**WORK TO COMPLETE**
Look for "Θεὸν" in each line of the entries, and return the matching lines.

[Start of PROVIDED RECORDS]

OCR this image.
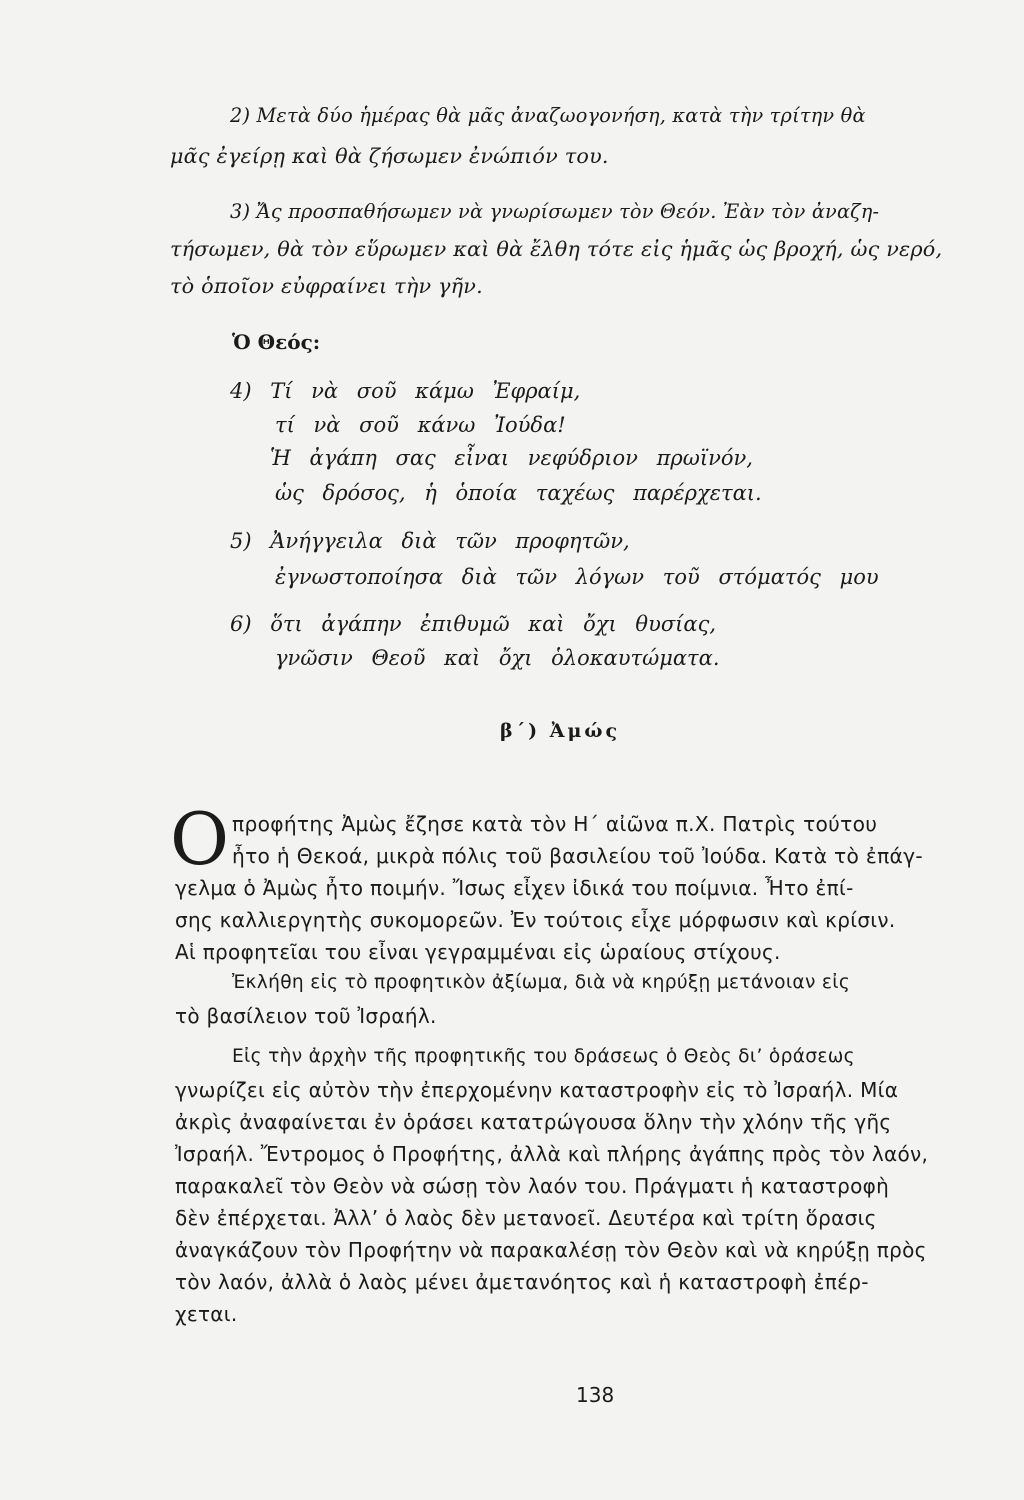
2) Μετὰ δύο ἡμέρας θὰ μᾶς ἀναζωογονήση, κατὰ τὴν τρίτην θὰ
μᾶς ἐγείρῃ καὶ θὰ ζήσωμεν ἐνώπιόν του.
3) Ἄς προσπαθήσωμεν νὰ γνωρίσωμεν τὸν Θεόν. Ἐὰν τὸν ἀναζη-
τήσωμεν, θὰ τὸν εὕρωμεν καὶ θὰ ἔλθη τότε εἰς ἡμᾶς ὡς βροχή, ὡς νερό,
τὸ ὁποῖον εὐφραίνει τὴν γῆν.
Ὁ Θεός:
4) Τί νὰ σοῦ κάμω Ἐφραίμ,
τί νὰ σοῦ κάνω Ἰούδα!
Ἡ ἀγάπη σας εἶναι νεφύδριον πρωϊνόν,
ὡς δρόσος, ἡ ὁποία ταχέως παρέρχεται.
5) Ἀνήγγειλα διὰ τῶν προφητῶν,
ἐγνωστοποίησα διὰ τῶν λόγων τοῦ στόματός μου
6) ὅτι ἀγάπην ἐπιθυμῶ καὶ ὄχι θυσίας,
γνῶσιν Θεοῦ καὶ ὄχι ὁλοκαυτώματα.
β΄) Ἀμώς
Ο προφήτης Ἀμὼς ἔζησε κατὰ τὸν Η΄ αἰῶνα π.Χ. Πατρὶς τούτου
ἦτο ἡ Θεκοά, μικρὰ πόλις τοῦ βασιλείου τοῦ Ἰούδα. Κατὰ τὸ ἐπάγ-
γελμα ὁ Ἀμὼς ἦτο ποιμήν. Ἴσως εἶχεν ἰδικά του ποίμνια. Ἦτο ἐπί-
σης καλλιεργητὴς συκομορεῶν. Ἐν τούτοις εἶχε μόρφωσιν καὶ κρίσιν.
Αἱ προφητεῖαι του εἶναι γεγραμμέναι εἰς ὡραίους στίχους.
Ἐκλήθη εἰς τὸ προφητικὸν ἀξίωμα, διὰ νὰ κηρύξῃ μετάνοιαν εἰς
τὸ βασίλειον τοῦ Ἰσραήλ.
Εἰς τὴν ἀρχὴν τῆς προφητικῆς του δράσεως ὁ Θεὸς δι’ ὁράσεως
γνωρίζει εἰς αὐτὸν τὴν ἐπερχομένην καταστροφὴν εἰς τὸ Ἰσραήλ. Μία
ἀκρὶς ἀναφαίνεται ἐν ὁράσει κατατρώγουσα ὅλην τὴν χλόην τῆς γῆς
Ἰσραήλ. Ἔντρομος ὁ Προφήτης, ἀλλὰ καὶ πλήρης ἀγάπης πρὸς τὸν λαόν,
παρακαλεῖ τὸν Θεὸν νὰ σώσῃ τὸν λαόν του. Πράγματι ἡ καταστροφὴ
δὲν ἐπέρχεται. Ἀλλ’ ὁ λαὸς δὲν μετανοεῖ. Δευτέρα καὶ τρίτη ὅρασις
ἀναγκάζουν τὸν Προφήτην νὰ παρακαλέσῃ τὸν Θεὸν καὶ νὰ κηρύξῃ πρὸς
τὸν λαόν, ἀλλὰ ὁ λαὸς μένει ἀμετανόητος καὶ ἡ καταστροφὴ ἐπέρ-
χεται.
138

[End of PROVIDED RECORDS]

**THE RESPONSE**
παρακαλεῖ τὸν Θεὸν νὰ σώσῃ τὸν λαόν του. Πράγματι ἡ καταστροφὴ
ἀναγκάζουν τὸν Προφήτην νὰ παρακαλέσῃ τὸν Θεὸν καὶ νὰ κηρύξῃ πρὸς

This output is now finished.